→ Set problem
Where the word "porción" occurs in a line, return that line.

→ Given records
——

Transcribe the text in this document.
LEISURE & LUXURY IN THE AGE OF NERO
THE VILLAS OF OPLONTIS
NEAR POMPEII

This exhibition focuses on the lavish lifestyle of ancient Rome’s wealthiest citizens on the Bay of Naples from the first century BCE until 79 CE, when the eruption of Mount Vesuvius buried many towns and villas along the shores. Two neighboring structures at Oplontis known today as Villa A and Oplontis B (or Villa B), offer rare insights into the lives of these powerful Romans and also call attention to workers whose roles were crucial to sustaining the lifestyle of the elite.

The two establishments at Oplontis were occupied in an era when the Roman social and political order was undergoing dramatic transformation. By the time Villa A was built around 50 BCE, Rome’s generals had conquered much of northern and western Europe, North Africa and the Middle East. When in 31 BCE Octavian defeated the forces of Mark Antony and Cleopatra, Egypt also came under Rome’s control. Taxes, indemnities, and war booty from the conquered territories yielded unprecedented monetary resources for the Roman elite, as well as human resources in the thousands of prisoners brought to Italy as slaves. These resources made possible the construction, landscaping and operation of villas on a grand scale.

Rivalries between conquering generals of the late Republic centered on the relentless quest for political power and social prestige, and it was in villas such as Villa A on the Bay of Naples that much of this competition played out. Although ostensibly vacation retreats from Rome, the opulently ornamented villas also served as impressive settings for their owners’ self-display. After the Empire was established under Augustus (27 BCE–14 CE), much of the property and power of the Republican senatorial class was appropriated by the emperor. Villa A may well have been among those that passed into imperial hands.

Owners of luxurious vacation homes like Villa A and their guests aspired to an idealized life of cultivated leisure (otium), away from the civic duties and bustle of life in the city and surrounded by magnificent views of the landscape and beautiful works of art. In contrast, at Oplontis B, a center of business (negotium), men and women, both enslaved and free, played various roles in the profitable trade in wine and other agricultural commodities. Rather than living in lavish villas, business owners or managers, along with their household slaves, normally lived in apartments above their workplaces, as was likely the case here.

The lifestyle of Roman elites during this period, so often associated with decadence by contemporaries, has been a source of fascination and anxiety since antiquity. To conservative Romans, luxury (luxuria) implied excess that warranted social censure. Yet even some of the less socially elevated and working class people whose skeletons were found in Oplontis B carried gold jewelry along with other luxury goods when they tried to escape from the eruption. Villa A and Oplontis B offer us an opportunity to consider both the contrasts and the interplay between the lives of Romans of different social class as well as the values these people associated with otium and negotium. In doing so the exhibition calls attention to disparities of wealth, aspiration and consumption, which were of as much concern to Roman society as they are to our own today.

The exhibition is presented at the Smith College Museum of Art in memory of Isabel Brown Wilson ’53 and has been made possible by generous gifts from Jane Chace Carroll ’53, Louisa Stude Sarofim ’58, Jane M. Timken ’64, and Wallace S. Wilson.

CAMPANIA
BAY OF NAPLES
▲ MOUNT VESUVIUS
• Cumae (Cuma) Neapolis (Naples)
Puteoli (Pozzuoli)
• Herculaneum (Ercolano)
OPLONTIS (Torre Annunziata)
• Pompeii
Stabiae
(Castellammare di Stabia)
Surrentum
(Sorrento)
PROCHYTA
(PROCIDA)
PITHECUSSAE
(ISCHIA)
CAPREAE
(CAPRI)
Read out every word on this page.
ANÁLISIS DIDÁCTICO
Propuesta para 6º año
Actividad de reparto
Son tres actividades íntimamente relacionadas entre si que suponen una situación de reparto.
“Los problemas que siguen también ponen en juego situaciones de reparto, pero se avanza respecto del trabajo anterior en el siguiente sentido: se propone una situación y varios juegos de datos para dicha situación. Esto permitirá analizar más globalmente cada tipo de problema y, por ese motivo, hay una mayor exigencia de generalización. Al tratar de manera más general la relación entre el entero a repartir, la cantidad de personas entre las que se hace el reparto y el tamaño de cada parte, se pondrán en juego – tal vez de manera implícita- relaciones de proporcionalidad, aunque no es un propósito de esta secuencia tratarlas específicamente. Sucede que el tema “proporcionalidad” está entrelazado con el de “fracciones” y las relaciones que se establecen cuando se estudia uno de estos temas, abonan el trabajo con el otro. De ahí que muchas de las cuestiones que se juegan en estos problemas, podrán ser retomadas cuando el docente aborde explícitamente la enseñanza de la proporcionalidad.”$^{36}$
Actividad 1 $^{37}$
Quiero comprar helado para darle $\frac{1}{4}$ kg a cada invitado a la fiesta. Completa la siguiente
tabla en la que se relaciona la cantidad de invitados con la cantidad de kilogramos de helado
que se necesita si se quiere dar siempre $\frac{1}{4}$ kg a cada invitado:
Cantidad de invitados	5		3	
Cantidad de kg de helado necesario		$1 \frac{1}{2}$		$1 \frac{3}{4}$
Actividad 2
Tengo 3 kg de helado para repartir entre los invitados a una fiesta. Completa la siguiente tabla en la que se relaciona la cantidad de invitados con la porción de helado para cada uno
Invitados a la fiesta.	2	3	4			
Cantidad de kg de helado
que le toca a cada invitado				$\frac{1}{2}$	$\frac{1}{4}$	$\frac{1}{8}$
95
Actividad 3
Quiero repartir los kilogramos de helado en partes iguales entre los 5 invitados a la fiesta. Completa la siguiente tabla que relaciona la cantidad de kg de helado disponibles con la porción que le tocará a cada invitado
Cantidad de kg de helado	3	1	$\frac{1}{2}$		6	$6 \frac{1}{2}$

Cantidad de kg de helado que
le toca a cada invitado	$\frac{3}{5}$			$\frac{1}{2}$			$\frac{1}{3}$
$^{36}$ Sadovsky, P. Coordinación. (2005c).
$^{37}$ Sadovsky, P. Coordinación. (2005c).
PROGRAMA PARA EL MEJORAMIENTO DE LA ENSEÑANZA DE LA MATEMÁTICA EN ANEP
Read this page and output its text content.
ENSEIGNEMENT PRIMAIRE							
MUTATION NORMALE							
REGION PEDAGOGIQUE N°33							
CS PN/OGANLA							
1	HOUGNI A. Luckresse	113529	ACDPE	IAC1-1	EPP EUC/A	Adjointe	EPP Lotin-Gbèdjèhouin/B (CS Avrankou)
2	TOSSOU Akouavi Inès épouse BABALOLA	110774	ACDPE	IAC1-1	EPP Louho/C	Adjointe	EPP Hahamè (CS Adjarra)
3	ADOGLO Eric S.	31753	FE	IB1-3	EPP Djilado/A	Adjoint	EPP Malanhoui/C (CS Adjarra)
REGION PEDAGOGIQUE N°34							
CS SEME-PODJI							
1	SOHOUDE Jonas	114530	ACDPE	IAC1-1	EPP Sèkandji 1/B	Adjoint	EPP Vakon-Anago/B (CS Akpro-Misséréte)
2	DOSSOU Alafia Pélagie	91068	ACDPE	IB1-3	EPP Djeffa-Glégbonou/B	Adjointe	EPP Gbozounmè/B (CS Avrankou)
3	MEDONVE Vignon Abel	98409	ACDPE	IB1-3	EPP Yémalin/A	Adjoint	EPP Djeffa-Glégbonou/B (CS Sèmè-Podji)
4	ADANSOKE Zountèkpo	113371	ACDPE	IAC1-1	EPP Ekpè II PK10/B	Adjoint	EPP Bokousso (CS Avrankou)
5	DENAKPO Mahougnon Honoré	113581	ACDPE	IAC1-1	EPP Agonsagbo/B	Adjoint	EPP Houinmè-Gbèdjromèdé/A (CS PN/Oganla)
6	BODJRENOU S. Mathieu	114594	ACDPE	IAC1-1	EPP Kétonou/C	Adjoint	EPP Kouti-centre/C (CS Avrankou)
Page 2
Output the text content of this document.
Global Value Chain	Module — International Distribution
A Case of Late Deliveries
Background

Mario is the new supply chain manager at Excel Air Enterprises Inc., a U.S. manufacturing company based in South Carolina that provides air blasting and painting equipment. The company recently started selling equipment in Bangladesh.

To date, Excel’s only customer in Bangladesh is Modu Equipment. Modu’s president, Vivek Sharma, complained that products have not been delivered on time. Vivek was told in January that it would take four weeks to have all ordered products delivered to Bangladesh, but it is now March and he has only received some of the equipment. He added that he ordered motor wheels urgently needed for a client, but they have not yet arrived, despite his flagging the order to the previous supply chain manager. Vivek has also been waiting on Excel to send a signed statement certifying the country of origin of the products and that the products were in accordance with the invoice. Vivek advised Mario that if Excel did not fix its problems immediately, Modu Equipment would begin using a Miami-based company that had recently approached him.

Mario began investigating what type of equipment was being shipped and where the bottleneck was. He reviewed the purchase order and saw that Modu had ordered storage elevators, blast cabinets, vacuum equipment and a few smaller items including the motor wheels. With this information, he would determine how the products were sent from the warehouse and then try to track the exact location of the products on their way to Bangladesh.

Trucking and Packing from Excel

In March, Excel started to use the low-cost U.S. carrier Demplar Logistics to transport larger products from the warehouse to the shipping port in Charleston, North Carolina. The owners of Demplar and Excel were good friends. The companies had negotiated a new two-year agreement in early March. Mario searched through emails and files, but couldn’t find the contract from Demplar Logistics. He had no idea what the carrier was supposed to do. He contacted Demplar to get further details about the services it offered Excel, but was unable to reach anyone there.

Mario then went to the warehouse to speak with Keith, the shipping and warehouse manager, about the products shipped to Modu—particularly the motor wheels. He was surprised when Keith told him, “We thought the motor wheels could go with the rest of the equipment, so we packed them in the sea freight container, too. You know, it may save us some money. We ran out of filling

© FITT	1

——

→ Task response
Tengo 3 kg de helado para repartir entre los invitados a una fiesta. Completa la siguiente tabla en la que se relaciona la cantidad de invitados con la porción de helado para cada uno
Quiero repartir los kilogramos de helado en partes iguales entre los 5 invitados a la fiesta. Completa la siguiente tabla que relaciona la cantidad de kg de helado disponibles con la porción que le tocará a cada invitado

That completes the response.